─── DATASET CONTENT ───
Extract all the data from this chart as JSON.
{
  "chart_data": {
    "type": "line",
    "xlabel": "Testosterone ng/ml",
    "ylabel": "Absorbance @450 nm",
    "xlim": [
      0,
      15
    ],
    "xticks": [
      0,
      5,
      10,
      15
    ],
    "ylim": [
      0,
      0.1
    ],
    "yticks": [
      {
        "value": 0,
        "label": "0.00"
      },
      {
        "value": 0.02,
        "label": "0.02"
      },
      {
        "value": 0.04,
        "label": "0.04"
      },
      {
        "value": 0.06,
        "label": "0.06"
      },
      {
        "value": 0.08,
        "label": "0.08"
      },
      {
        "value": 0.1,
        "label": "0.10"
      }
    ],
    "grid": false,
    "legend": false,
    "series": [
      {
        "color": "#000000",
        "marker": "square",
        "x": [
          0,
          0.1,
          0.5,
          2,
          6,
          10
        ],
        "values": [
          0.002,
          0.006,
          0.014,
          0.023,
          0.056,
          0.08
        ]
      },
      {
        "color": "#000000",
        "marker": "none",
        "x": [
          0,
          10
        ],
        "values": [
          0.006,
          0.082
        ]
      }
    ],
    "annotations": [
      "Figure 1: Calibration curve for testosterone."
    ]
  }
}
───
EXERCISE REQUIREMENTS: Each line of the material above needs to be quoted exactly, please.

TASK RESULT:
Extract all the data from this chart as JSON.
{
  "chart_data": {
    "type": "line",
    "xlabel": "Testosterone ng/ml",
    "ylabel": "Absorbance @450 nm",
    "xlim": [
      0,
      15
    ],
    "xticks": [
      0,
      5,
      10,
      15
    ],
    "ylim": [
      0,
      0.1
    ],
    "yticks": [
      {
        "value": 0,
        "label": "0.00"
      },
      {
        "value": 0.02,
        "label": "0.02"
      },
      {
        "value": 0.04,
        "label": "0.04"
      },
      {
        "value": 0.06,
        "label": "0.06"
      },
      {
        "value": 0.08,
        "label": "0.08"
      },
      {
        "value": 0.1,
        "label": "0.10"
      }
    ],
    "grid": false,
    "legend": false,
    "series": [
      {
        "color": "#000000",
        "marker": "square",
        "x": [
          0,
          0.1,
          0.5,
          2,
          6,
          10
        ],
        "values": [
          0.002,
          0.006,
          0.014,
          0.023,
          0.056,
          0.08
        ]
      },
      {
        "color": "#000000",
        "marker": "none",
        "x": [
          0,
          10
        ],
        "values": [
          0.006,
          0.082
        ]
      }
    ],
    "annotations": [
      "Figure 1: Calibration curve for testosterone."
    ]
  }
}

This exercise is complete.